[Saved entries]
==*==
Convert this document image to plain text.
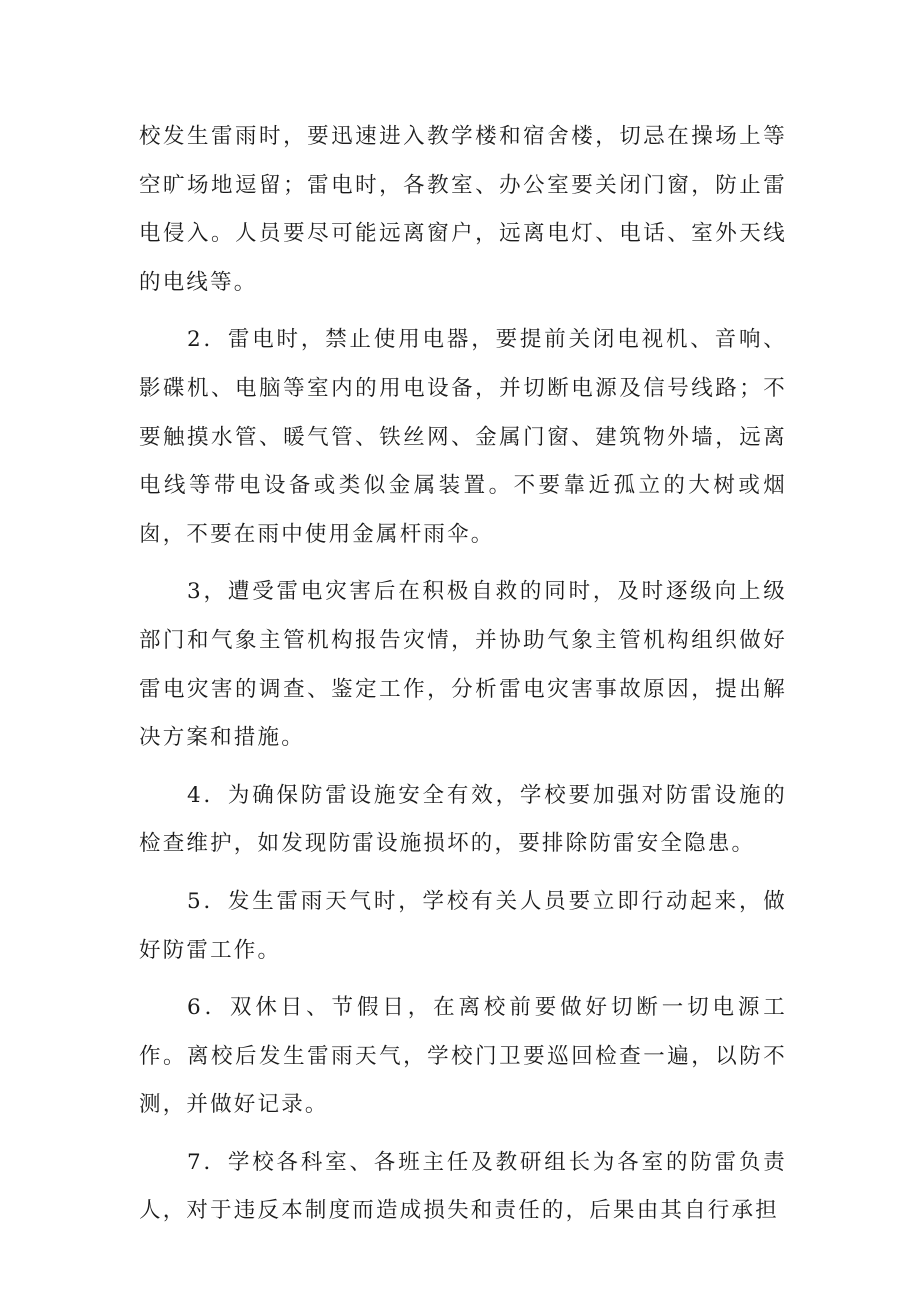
校发生雷雨时，要迅速进入教学楼和宿舍楼，切忌在操场上等空旷场地逗留；雷电时，各教室、办公室要关闭门窗，防止雷电侵入。人员要尽可能远离窗户，远离电灯、电话、室外天线的电线等。

2．雷电时，禁止使用电器，要提前关闭电视机、音响、影碟机、电脑等室内的用电设备，并切断电源及信号线路；不要触摸水管、暖气管、铁丝网、金属门窗、建筑物外墙，远离电线等带电设备或类似金属装置。不要靠近孤立的大树或烟囱，不要在雨中使用金属杆雨伞。

3，遭受雷电灾害后在积极自救的同时，及时逐级向上级部门和气象主管机构报告灾情，并协助气象主管机构组织做好雷电灾害的调查、鉴定工作，分析雷电灾害事故原因，提出解决方案和措施。

4．为确保防雷设施安全有效，学校要加强对防雷设施的检查维护，如发现防雷设施损坏的，要排除防雷安全隐患。

5．发生雷雨天气时，学校有关人员要立即行动起来，做好防雷工作。

6．双休日、节假日，在离校前要做好切断一切电源工作。离校后发生雷雨天气，学校门卫要巡回检查一遍，以防不测，并做好记录。

7．学校各科室、各班主任及教研组长为各室的防雷负责人，对于违反本制度而造成损失和责任的，后果由其自行承担
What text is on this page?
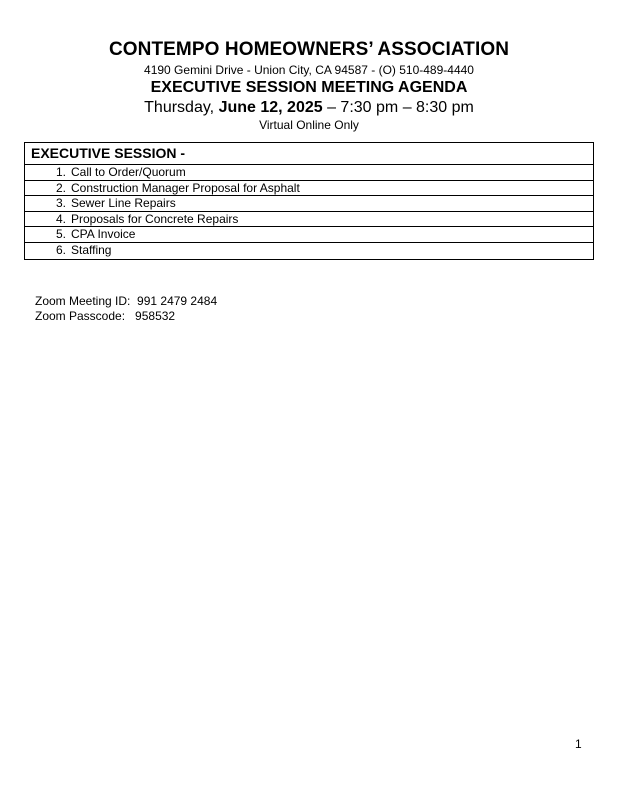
CONTEMPO HOMEOWNERS’ ASSOCIATION
4190 Gemini Drive - Union City, CA 94587 - (O) 510-489-4440
EXECUTIVE SESSION MEETING AGENDA
Thursday, June 12, 2025 – 7:30 pm – 8:30 pm
Virtual Online Only
EXECUTIVE SESSION -
1. Call to Order/Quorum
2. Construction Manager Proposal for Asphalt
3. Sewer Line Repairs
4. Proposals for Concrete Repairs
5. CPA Invoice
6. Staffing
Zoom Meeting ID: 991 2479 2484
Zoom Passcode: 958532
1
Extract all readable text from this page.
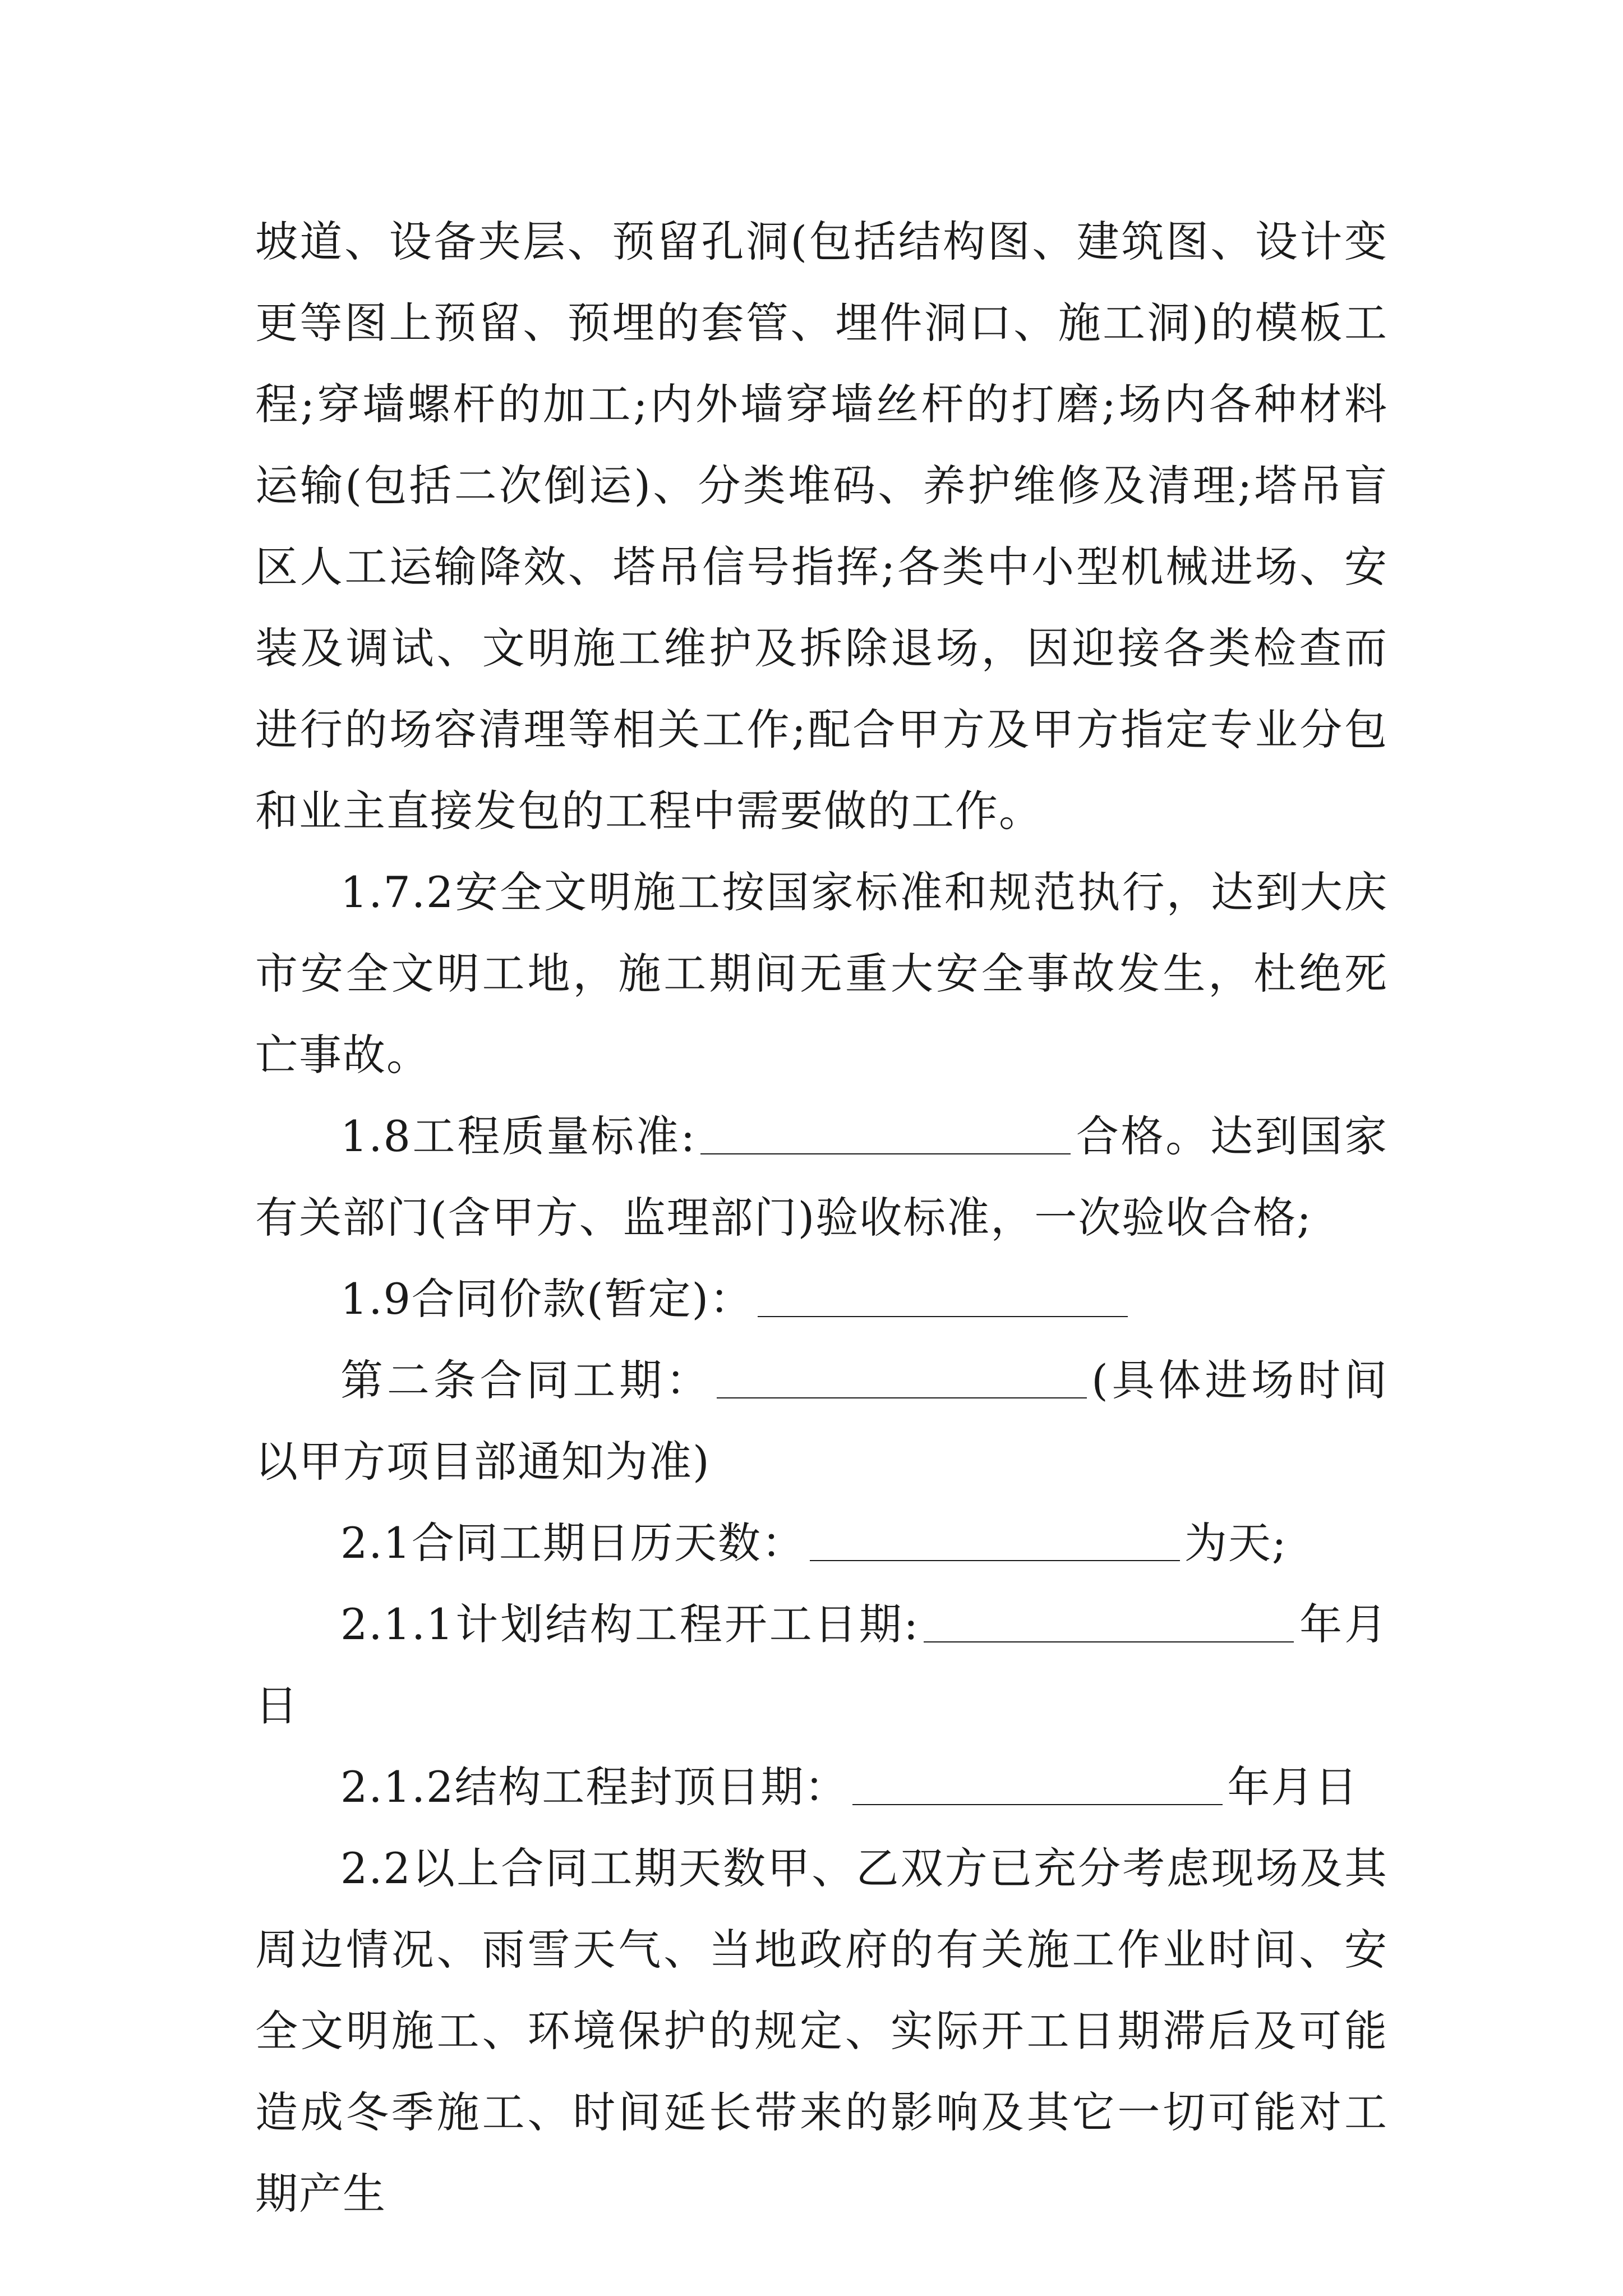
坡道、设备夹层、预留孔洞(包括结构图、建筑图、设计变更等图上预留、预埋的套管、埋件洞口、施工洞)的模板工程;穿墙螺杆的加工;内外墙穿墙丝杆的打磨;场内各种材料运输(包括二次倒运)、分类堆码、养护维修及清理;塔吊盲区人工运输降效、塔吊信号指挥;各类中小型机械进场、安装及调试、文明施工维护及拆除退场，因迎接各类检查而进行的场容清理等相关工作;配合甲方及甲方指定专业分包和业主直接发包的工程中需要做的工作。

1.7.2安全文明施工按国家标准和规范执行，达到大庆市安全文明工地，施工期间无重大安全事故发生，杜绝死亡事故。

1.8工程质量标准:	合格。达到国家有关部门(含甲方、监理部门)验收标准，一次验收合格;

1.9合同价款(暂定)：

第二条合同工期：	(具体进场时间以甲方项目部通知为准)

2.1合同工期日历天数：	为天;

2.1.1计划结构工程开工日期:	年月日

2.1.2结构工程封顶日期：	年月日

2.2以上合同工期天数甲、乙双方已充分考虑现场及其周边情况、雨雪天气、当地政府的有关施工作业时间、安全文明施工、环境保护的规定、实际开工日期滞后及可能造成冬季施工、时间延长带来的影响及其它一切可能对工期产生
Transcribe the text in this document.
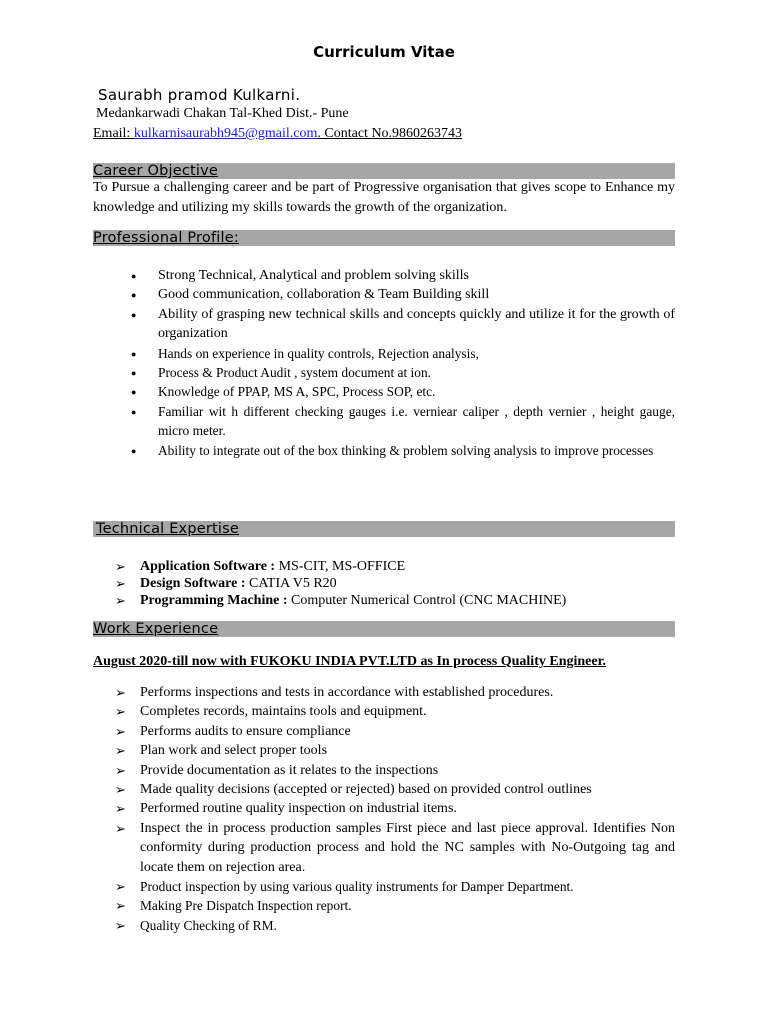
Curriculum Vitae
Saurabh pramod Kulkarni.
Medankarwadi Chakan Tal-Khed Dist.- Pune
Email: kulkarnisaurabh945@gmail.com. Contact No.9860263743
Career Objective
To Pursue a challenging career and be part of Progressive organisation that gives scope to Enhance my knowledge and utilizing my skills towards the growth of the organization.
Professional Profile:
● Strong Technical, Analytical and problem solving skills
● Good communication, collaboration & Team Building skill
● Ability of grasping new technical skills and concepts quickly and utilize it for the growth of organization
● Hands on experience in quality controls, Rejection analysis,
● Process & Product Audit , system document at ion.
● Knowledge of PPAP, MS A, SPC, Process SOP, etc.
● Familiar wit h different checking gauges i.e. verniear caliper , depth vernier , height gauge, micro meter.
● Ability to integrate out of the box thinking & problem solving analysis to improve processes
Technical Expertise
➢ Application Software : MS-CIT, MS-OFFICE
➢ Design Software : CATIA V5 R20
➢ Programming Machine : Computer Numerical Control (CNC MACHINE)
Work Experience
August 2020-till now with FUKOKU INDIA PVT.LTD as In process Quality Engineer.
➢ Performs inspections and tests in accordance with established procedures.
➢ Completes records, maintains tools and equipment.
➢ Performs audits to ensure compliance
➢ Plan work and select proper tools
➢ Provide documentation as it relates to the inspections
➢ Made quality decisions (accepted or rejected) based on provided control outlines
➢ Performed routine quality inspection on industrial items.
➢ Inspect the in process production samples First piece and last piece approval. Identifies Non conformity during production process and hold the NC samples with No-Outgoing tag and locate them on rejection area.
➢ Product inspection by using various quality instruments for Damper Department.
➢ Making Pre Dispatch Inspection report.
➢ Quality Checking of RM.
==*==
--- GOAL ---
Do not include images; quote all of the entries above exactly.

--- COMPLETED EXERCISE ---
Convert this document image to plain text.
校发生雷雨时，要迅速进入教学楼和宿舍楼，切忌在操场上等空旷场地逗留；雷电时，各教室、办公室要关闭门窗，防止雷电侵入。人员要尽可能远离窗户，远离电灯、电话、室外天线的电线等。

2．雷电时，禁止使用电器，要提前关闭电视机、音响、影碟机、电脑等室内的用电设备，并切断电源及信号线路；不要触摸水管、暖气管、铁丝网、金属门窗、建筑物外墙，远离电线等带电设备或类似金属装置。不要靠近孤立的大树或烟囱，不要在雨中使用金属杆雨伞。

3，遭受雷电灾害后在积极自救的同时，及时逐级向上级部门和气象主管机构报告灾情，并协助气象主管机构组织做好雷电灾害的调查、鉴定工作，分析雷电灾害事故原因，提出解决方案和措施。

4．为确保防雷设施安全有效，学校要加强对防雷设施的检查维护，如发现防雷设施损坏的，要排除防雷安全隐患。

5．发生雷雨天气时，学校有关人员要立即行动起来，做好防雷工作。

6．双休日、节假日，在离校前要做好切断一切电源工作。离校后发生雷雨天气，学校门卫要巡回检查一遍，以防不测，并做好记录。

7．学校各科室、各班主任及教研组长为各室的防雷负责人，对于违反本制度而造成损失和责任的，后果由其自行承担
What text is on this page?
CONTEMPO HOMEOWNERS’ ASSOCIATION
4190 Gemini Drive - Union City, CA 94587 - (O) 510-489-4440
EXECUTIVE SESSION MEETING AGENDA
Thursday, June 12, 2025 – 7:30 pm – 8:30 pm
Virtual Online Only
EXECUTIVE SESSION -
1. Call to Order/Quorum
2. Construction Manager Proposal for Asphalt
3. Sewer Line Repairs
4. Proposals for Concrete Repairs
5. CPA Invoice
6. Staffing
Zoom Meeting ID: 991 2479 2484
Zoom Passcode: 958532
1
Extract all readable text from this page.
坡道、设备夹层、预留孔洞(包括结构图、建筑图、设计变更等图上预留、预埋的套管、埋件洞口、施工洞)的模板工程;穿墙螺杆的加工;内外墙穿墙丝杆的打磨;场内各种材料运输(包括二次倒运)、分类堆码、养护维修及清理;塔吊盲区人工运输降效、塔吊信号指挥;各类中小型机械进场、安装及调试、文明施工维护及拆除退场，因迎接各类检查而进行的场容清理等相关工作;配合甲方及甲方指定专业分包和业主直接发包的工程中需要做的工作。

1.7.2安全文明施工按国家标准和规范执行，达到大庆市安全文明工地，施工期间无重大安全事故发生，杜绝死亡事故。

1.8工程质量标准:	合格。达到国家有关部门(含甲方、监理部门)验收标准，一次验收合格;

1.9合同价款(暂定)：

第二条合同工期：	(具体进场时间以甲方项目部通知为准)

2.1合同工期日历天数：	为天;

2.1.1计划结构工程开工日期:	年月日

2.1.2结构工程封顶日期：	年月日

2.2以上合同工期天数甲、乙双方已充分考虑现场及其周边情况、雨雪天气、当地政府的有关施工作业时间、安全文明施工、环境保护的规定、实际开工日期滞后及可能造成冬季施工、时间延长带来的影响及其它一切可能对工期产生
Transcribe the text in this document.
Curriculum Vitae
Saurabh pramod Kulkarni.
Medankarwadi Chakan Tal-Khed Dist.- Pune
Email: kulkarnisaurabh945@gmail.com. Contact No.9860263743
Career Objective
To Pursue a challenging career and be part of Progressive organisation that gives scope to Enhance my knowledge and utilizing my skills towards the growth of the organization.
Professional Profile:
● Strong Technical, Analytical and problem solving skills
● Good communication, collaboration & Team Building skill
● Ability of grasping new technical skills and concepts quickly and utilize it for the growth of organization
● Hands on experience in quality controls, Rejection analysis,
● Process & Product Audit , system document at ion.
● Knowledge of PPAP, MS A, SPC, Process SOP, etc.
● Familiar wit h different checking gauges i.e. verniear caliper , depth vernier , height gauge, micro meter.
● Ability to integrate out of the box thinking & problem solving analysis to improve processes
Technical Expertise
➢ Application Software : MS-CIT, MS-OFFICE
➢ Design Software : CATIA V5 R20
➢ Programming Machine : Computer Numerical Control (CNC MACHINE)
Work Experience
August 2020-till now with FUKOKU INDIA PVT.LTD as In process Quality Engineer.
➢ Performs inspections and tests in accordance with established procedures.
➢ Completes records, maintains tools and equipment.
➢ Performs audits to ensure compliance
➢ Plan work and select proper tools
➢ Provide documentation as it relates to the inspections
➢ Made quality decisions (accepted or rejected) based on provided control outlines
➢ Performed routine quality inspection on industrial items.
➢ Inspect the in process production samples First piece and last piece approval. Identifies Non conformity during production process and hold the NC samples with No-Outgoing tag and locate them on rejection area.
➢ Product inspection by using various quality instruments for Damper Department.
➢ Making Pre Dispatch Inspection report.
➢ Quality Checking of RM.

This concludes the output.